Stored rows start

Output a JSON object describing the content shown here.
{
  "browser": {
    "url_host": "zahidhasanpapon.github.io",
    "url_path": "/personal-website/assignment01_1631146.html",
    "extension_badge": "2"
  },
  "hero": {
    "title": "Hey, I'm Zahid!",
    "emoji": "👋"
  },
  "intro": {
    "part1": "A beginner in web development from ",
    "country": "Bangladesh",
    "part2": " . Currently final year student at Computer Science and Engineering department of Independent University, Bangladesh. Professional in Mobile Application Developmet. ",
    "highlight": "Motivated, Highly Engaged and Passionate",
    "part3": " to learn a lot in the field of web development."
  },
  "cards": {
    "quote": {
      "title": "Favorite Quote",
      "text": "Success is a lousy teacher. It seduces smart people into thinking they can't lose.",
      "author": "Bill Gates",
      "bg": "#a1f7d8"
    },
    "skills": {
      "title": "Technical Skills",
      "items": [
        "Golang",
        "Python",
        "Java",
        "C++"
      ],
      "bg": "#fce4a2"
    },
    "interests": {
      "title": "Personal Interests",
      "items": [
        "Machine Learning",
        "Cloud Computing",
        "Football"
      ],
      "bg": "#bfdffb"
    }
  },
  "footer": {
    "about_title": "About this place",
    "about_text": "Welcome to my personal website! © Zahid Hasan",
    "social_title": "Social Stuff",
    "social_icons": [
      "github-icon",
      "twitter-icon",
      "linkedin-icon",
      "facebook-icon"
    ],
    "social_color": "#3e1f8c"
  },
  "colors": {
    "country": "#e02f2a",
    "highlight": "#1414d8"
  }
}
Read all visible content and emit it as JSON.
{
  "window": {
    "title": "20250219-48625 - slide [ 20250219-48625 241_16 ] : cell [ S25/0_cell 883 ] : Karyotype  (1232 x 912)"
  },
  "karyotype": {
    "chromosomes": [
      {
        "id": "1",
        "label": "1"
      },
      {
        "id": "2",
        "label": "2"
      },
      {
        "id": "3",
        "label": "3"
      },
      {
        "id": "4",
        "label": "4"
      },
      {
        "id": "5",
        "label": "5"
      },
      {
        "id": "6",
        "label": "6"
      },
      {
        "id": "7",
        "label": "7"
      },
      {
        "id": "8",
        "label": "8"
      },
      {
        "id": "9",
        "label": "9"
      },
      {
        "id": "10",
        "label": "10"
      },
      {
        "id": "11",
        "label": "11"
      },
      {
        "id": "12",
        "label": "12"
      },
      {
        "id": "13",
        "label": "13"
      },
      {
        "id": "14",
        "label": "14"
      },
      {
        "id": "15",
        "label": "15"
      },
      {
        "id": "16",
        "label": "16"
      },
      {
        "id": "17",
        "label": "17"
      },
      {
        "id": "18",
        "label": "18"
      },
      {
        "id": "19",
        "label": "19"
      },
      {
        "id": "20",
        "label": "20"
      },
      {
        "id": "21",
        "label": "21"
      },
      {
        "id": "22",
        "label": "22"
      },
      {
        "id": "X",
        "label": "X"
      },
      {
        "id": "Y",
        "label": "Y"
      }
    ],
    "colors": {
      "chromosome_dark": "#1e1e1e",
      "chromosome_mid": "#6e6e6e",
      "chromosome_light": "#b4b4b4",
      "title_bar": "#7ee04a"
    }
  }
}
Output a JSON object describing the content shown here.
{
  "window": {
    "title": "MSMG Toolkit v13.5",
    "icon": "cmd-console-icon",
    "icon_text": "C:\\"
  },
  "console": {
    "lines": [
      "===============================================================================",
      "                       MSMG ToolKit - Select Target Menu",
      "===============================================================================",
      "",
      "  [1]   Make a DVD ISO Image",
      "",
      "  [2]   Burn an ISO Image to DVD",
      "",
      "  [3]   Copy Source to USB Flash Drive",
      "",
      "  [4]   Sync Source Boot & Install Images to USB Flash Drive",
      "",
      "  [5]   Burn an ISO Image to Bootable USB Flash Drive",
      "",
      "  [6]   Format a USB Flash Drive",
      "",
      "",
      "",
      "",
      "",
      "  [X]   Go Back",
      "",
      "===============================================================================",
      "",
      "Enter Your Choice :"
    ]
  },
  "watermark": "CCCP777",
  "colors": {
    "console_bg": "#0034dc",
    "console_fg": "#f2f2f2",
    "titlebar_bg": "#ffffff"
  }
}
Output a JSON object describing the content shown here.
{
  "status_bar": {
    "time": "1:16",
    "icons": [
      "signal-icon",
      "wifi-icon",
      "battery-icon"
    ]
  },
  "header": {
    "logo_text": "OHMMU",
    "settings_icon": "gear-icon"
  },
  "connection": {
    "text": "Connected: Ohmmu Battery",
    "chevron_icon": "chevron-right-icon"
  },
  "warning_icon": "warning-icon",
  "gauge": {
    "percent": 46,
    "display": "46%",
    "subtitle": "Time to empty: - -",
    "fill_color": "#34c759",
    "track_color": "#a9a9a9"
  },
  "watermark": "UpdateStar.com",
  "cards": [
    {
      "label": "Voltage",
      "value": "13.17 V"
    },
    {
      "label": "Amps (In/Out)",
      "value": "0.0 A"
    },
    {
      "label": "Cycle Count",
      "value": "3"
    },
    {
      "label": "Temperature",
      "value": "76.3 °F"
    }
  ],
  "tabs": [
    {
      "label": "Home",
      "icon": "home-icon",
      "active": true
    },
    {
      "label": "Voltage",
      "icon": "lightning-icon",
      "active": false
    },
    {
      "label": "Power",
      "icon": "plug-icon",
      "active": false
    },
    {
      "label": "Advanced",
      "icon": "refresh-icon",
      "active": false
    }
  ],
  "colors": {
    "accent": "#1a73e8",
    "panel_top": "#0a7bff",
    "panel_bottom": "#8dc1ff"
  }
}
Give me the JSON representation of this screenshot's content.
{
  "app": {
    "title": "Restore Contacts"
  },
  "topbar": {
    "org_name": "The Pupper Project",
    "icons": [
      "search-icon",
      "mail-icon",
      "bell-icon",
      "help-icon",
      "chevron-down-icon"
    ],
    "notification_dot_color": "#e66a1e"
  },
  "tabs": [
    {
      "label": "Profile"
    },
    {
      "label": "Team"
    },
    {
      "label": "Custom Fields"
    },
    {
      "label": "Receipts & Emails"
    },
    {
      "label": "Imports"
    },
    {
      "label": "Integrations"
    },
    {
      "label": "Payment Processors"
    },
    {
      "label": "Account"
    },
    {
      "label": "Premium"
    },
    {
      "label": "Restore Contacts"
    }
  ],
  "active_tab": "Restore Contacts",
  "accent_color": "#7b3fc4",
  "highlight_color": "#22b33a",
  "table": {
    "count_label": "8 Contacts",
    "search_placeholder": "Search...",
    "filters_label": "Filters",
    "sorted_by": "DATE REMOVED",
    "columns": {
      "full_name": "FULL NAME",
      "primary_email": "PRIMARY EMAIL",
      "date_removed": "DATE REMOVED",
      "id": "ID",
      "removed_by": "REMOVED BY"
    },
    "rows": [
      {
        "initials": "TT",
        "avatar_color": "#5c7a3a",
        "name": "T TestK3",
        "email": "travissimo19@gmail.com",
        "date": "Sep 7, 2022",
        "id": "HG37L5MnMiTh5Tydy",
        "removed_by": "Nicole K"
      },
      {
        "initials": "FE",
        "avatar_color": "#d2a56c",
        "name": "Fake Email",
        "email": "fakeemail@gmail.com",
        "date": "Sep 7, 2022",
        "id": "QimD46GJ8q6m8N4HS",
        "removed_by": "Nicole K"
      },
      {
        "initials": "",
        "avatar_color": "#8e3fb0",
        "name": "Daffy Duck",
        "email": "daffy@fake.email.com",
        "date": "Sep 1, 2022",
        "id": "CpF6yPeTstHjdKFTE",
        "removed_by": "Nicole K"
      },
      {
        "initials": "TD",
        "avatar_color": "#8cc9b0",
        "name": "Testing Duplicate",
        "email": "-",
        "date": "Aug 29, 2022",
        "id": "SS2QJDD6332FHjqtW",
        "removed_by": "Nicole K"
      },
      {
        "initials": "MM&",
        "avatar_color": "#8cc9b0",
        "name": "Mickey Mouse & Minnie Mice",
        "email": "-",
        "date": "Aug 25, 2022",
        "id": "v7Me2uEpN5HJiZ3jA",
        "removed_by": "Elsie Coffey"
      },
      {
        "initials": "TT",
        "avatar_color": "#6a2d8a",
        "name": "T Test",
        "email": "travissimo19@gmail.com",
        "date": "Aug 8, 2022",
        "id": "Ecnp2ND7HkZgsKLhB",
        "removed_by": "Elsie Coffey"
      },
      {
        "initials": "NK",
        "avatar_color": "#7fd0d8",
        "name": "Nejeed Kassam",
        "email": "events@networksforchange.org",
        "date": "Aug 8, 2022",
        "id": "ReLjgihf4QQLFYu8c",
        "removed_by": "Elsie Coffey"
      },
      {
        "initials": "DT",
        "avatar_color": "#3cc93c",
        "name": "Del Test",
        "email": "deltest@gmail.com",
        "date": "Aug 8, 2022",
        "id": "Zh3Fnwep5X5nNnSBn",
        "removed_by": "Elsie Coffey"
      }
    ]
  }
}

Stored rows end

[Given problem] Copy every single line of the material above that holds "chevron".

[Response]
    "chevron_icon": "chevron-right-icon"
      "chevron-down-icon"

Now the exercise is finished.